--- Exercise aim ---
Identify each line holding the string "Mountains" and copy it.
--- Start of Data section ---
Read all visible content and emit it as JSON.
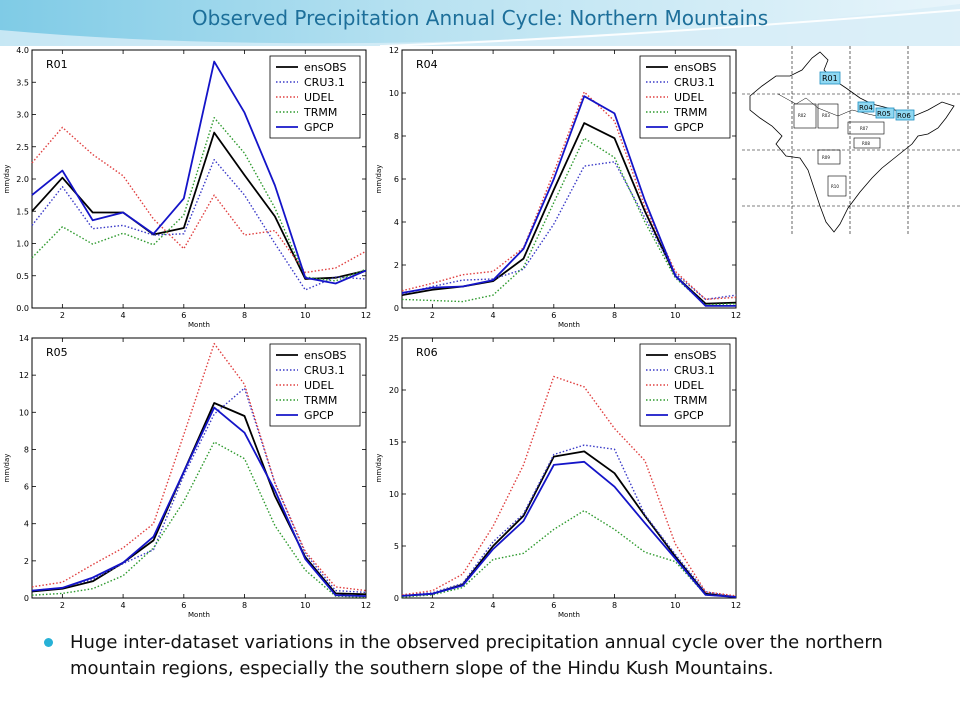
{
  "slide": {
    "title": "Observed Precipitation Annual Cycle: Northern Mountains",
    "bullet": "Huge inter-dataset variations in the observed precipitation annual cycle over the northern mountain regions, especially the southern slope of the Hindu Kush Mountains."
  },
  "map": {
    "labels": [
      "R01",
      "R04",
      "R05",
      "R06"
    ],
    "box_labels": [
      "R02",
      "R03",
      "R07",
      "R08",
      "R09",
      "R10"
    ]
  },
  "colors": {
    "ensOBS": "#000000",
    "CRU3.1": "#3b3bc8",
    "UDEL": "#e04040",
    "TRMM": "#2e9a2e",
    "GPCP": "#1414c8",
    "title": "#1d6f9a",
    "accent": "#27b1d6"
  },
  "chart_data": [
    {
      "type": "line",
      "panel_label": "R01",
      "xlabel": "Month",
      "ylabel": "mm/day",
      "xlim": [
        1,
        12
      ],
      "ylim": [
        0,
        4
      ],
      "xticks": [
        2,
        4,
        6,
        8,
        10,
        12
      ],
      "yticks": [
        "0.0",
        "0.5",
        "1.0",
        "1.5",
        "2.0",
        "2.5",
        "3.0",
        "3.5",
        "4.0"
      ],
      "x": [
        1,
        2,
        3,
        4,
        5,
        6,
        7,
        8,
        9,
        10,
        11,
        12
      ],
      "legend_placement": "top-right",
      "series": [
        {
          "name": "ensOBS",
          "style": "solid",
          "values": [
            1.5,
            2.02,
            1.48,
            1.48,
            1.14,
            1.24,
            2.72,
            2.06,
            1.42,
            0.45,
            0.47,
            0.58
          ]
        },
        {
          "name": "CRU3.1",
          "style": "dotted",
          "values": [
            1.28,
            1.88,
            1.23,
            1.28,
            1.13,
            1.15,
            2.3,
            1.75,
            1.0,
            0.28,
            0.48,
            0.45
          ]
        },
        {
          "name": "UDEL",
          "style": "dotted",
          "values": [
            2.25,
            2.8,
            2.38,
            2.05,
            1.38,
            0.92,
            1.75,
            1.13,
            1.2,
            0.55,
            0.62,
            0.88
          ]
        },
        {
          "name": "TRMM",
          "style": "dotted",
          "values": [
            0.78,
            1.26,
            0.99,
            1.16,
            0.98,
            1.44,
            2.95,
            2.4,
            1.55,
            0.48,
            0.42,
            0.6
          ]
        },
        {
          "name": "GPCP",
          "style": "solid",
          "values": [
            1.75,
            2.13,
            1.36,
            1.48,
            1.15,
            1.7,
            3.82,
            3.03,
            1.9,
            0.47,
            0.38,
            0.58
          ]
        }
      ]
    },
    {
      "type": "line",
      "panel_label": "R04",
      "xlabel": "Month",
      "ylabel": "mm/day",
      "xlim": [
        1,
        12
      ],
      "ylim": [
        0,
        12
      ],
      "xticks": [
        2,
        4,
        6,
        8,
        10,
        12
      ],
      "yticks": [
        "0",
        "2",
        "4",
        "6",
        "8",
        "10",
        "12"
      ],
      "x": [
        1,
        2,
        3,
        4,
        5,
        6,
        7,
        8,
        9,
        10,
        11,
        12
      ],
      "legend_placement": "top-right",
      "series": [
        {
          "name": "ensOBS",
          "style": "solid",
          "values": [
            0.6,
            0.85,
            1.0,
            1.25,
            2.3,
            5.5,
            8.6,
            7.9,
            4.5,
            1.5,
            0.2,
            0.25
          ]
        },
        {
          "name": "CRU3.1",
          "style": "dotted",
          "values": [
            0.65,
            1.0,
            1.3,
            1.35,
            1.8,
            3.9,
            6.6,
            6.8,
            4.2,
            1.6,
            0.4,
            0.6
          ]
        },
        {
          "name": "UDEL",
          "style": "dotted",
          "values": [
            0.8,
            1.15,
            1.55,
            1.7,
            2.8,
            6.3,
            10.05,
            8.7,
            4.7,
            1.7,
            0.4,
            0.5
          ]
        },
        {
          "name": "TRMM",
          "style": "dotted",
          "values": [
            0.4,
            0.35,
            0.3,
            0.6,
            1.9,
            4.9,
            7.9,
            7.0,
            4.0,
            1.4,
            0.15,
            0.2
          ]
        },
        {
          "name": "GPCP",
          "style": "solid",
          "values": [
            0.7,
            0.95,
            1.0,
            1.3,
            2.75,
            6.0,
            9.85,
            9.05,
            5.0,
            1.5,
            0.1,
            0.1
          ]
        }
      ]
    },
    {
      "type": "line",
      "panel_label": "R05",
      "xlabel": "Month",
      "ylabel": "mm/day",
      "xlim": [
        1,
        12
      ],
      "ylim": [
        0,
        14
      ],
      "xticks": [
        2,
        4,
        6,
        8,
        10,
        12
      ],
      "yticks": [
        "0",
        "2",
        "4",
        "6",
        "8",
        "10",
        "12",
        "14"
      ],
      "x": [
        1,
        2,
        3,
        4,
        5,
        6,
        7,
        8,
        9,
        10,
        11,
        12
      ],
      "legend_placement": "top-right",
      "series": [
        {
          "name": "ensOBS",
          "style": "solid",
          "values": [
            0.35,
            0.5,
            0.9,
            1.9,
            3.1,
            6.8,
            10.5,
            9.8,
            5.5,
            2.2,
            0.25,
            0.2
          ]
        },
        {
          "name": "CRU3.1",
          "style": "dotted",
          "values": [
            0.4,
            0.55,
            1.0,
            1.85,
            2.6,
            6.6,
            9.9,
            11.3,
            6.2,
            2.4,
            0.4,
            0.3
          ]
        },
        {
          "name": "UDEL",
          "style": "dotted",
          "values": [
            0.6,
            0.85,
            1.8,
            2.7,
            4.0,
            8.8,
            13.7,
            11.5,
            6.2,
            2.5,
            0.6,
            0.4
          ]
        },
        {
          "name": "TRMM",
          "style": "dotted",
          "values": [
            0.15,
            0.25,
            0.5,
            1.2,
            2.7,
            5.2,
            8.4,
            7.5,
            3.9,
            1.5,
            0.1,
            0.05
          ]
        },
        {
          "name": "GPCP",
          "style": "solid",
          "values": [
            0.4,
            0.55,
            1.1,
            1.9,
            3.3,
            6.8,
            10.25,
            8.9,
            5.8,
            2.1,
            0.15,
            0.1
          ]
        }
      ]
    },
    {
      "type": "line",
      "panel_label": "R06",
      "xlabel": "Month",
      "ylabel": "mm/day",
      "xlim": [
        1,
        12
      ],
      "ylim": [
        0,
        25
      ],
      "xticks": [
        2,
        4,
        6,
        8,
        10,
        12
      ],
      "yticks": [
        "0",
        "5",
        "10",
        "15",
        "20",
        "25"
      ],
      "x": [
        1,
        2,
        3,
        4,
        5,
        6,
        7,
        8,
        9,
        10,
        11,
        12
      ],
      "legend_placement": "top-right",
      "series": [
        {
          "name": "ensOBS",
          "style": "solid",
          "values": [
            0.2,
            0.4,
            1.3,
            5.0,
            7.9,
            13.6,
            14.1,
            12.0,
            7.9,
            4.0,
            0.4,
            0.1
          ]
        },
        {
          "name": "CRU3.1",
          "style": "dotted",
          "values": [
            0.3,
            0.5,
            1.4,
            5.4,
            8.1,
            13.8,
            14.7,
            14.3,
            8.0,
            4.2,
            0.6,
            0.1
          ]
        },
        {
          "name": "UDEL",
          "style": "dotted",
          "values": [
            0.3,
            0.7,
            2.3,
            6.9,
            12.8,
            21.3,
            20.3,
            16.3,
            13.2,
            5.2,
            0.6,
            0.2
          ]
        },
        {
          "name": "TRMM",
          "style": "dotted",
          "values": [
            0.1,
            0.3,
            1.0,
            3.7,
            4.3,
            6.6,
            8.4,
            6.6,
            4.4,
            3.5,
            0.3,
            0.1
          ]
        },
        {
          "name": "GPCP",
          "style": "solid",
          "values": [
            0.2,
            0.4,
            1.2,
            4.7,
            7.4,
            12.8,
            13.1,
            10.7,
            7.2,
            3.8,
            0.3,
            0.1
          ]
        }
      ]
    }
  ]
}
--- End of Data section ---
--- Solution to the problem ---
    "title": "Observed Precipitation Annual Cycle: Northern Mountains",
    "bullet": "Huge inter-dataset variations in the observed precipitation annual cycle over the northern mountain regions, especially the southern slope of the Hindu Kush Mountains."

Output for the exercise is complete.